GOAL: Reproduce the records below in their entirety, character for character.
****
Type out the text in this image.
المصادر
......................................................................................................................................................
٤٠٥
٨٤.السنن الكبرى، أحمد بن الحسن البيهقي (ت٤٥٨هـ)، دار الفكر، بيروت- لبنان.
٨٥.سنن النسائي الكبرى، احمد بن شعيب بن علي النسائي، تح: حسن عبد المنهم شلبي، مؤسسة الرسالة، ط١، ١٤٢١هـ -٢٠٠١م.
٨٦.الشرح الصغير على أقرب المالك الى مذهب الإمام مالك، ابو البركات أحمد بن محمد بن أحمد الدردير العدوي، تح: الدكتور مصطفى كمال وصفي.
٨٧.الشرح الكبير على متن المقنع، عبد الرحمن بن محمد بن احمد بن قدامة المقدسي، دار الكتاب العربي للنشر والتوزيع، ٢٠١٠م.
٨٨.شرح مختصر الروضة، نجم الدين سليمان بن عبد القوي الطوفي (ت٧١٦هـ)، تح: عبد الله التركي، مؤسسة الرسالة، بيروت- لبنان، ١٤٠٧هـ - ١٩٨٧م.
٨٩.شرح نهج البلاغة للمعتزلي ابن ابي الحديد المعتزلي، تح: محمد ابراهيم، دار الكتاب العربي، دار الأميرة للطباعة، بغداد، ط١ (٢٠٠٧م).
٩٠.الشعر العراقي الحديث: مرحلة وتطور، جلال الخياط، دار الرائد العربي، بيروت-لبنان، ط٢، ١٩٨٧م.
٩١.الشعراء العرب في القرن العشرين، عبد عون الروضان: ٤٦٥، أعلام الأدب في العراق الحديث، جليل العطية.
****
TASK ANSWER:
Type out the text in this image.
المصادر
......................................................................................................................................................
٤٠٥
٨٤.السنن الكبرى، أحمد بن الحسن البيهقي (ت٤٥٨هـ)، دار الفكر، بيروت- لبنان.
٨٥.سنن النسائي الكبرى، احمد بن شعيب بن علي النسائي، تح: حسن عبد المنهم شلبي، مؤسسة الرسالة، ط١، ١٤٢١هـ -٢٠٠١م.
٨٦.الشرح الصغير على أقرب المالك الى مذهب الإمام مالك، ابو البركات أحمد بن محمد بن أحمد الدردير العدوي، تح: الدكتور مصطفى كمال وصفي.
٨٧.الشرح الكبير على متن المقنع، عبد الرحمن بن محمد بن احمد بن قدامة المقدسي، دار الكتاب العربي للنشر والتوزيع، ٢٠١٠م.
٨٨.شرح مختصر الروضة، نجم الدين سليمان بن عبد القوي الطوفي (ت٧١٦هـ)، تح: عبد الله التركي، مؤسسة الرسالة، بيروت- لبنان، ١٤٠٧هـ - ١٩٨٧م.
٨٩.شرح نهج البلاغة للمعتزلي ابن ابي الحديد المعتزلي، تح: محمد ابراهيم، دار الكتاب العربي، دار الأميرة للطباعة، بغداد، ط١ (٢٠٠٧م).
٩٠.الشعر العراقي الحديث: مرحلة وتطور، جلال الخياط، دار الرائد العربي، بيروت-لبنان، ط٢، ١٩٨٧م.
٩١.الشعراء العرب في القرن العشرين، عبد عون الروضان: ٤٦٥، أعلام الأدب في العراق الحديث، جليل العطية.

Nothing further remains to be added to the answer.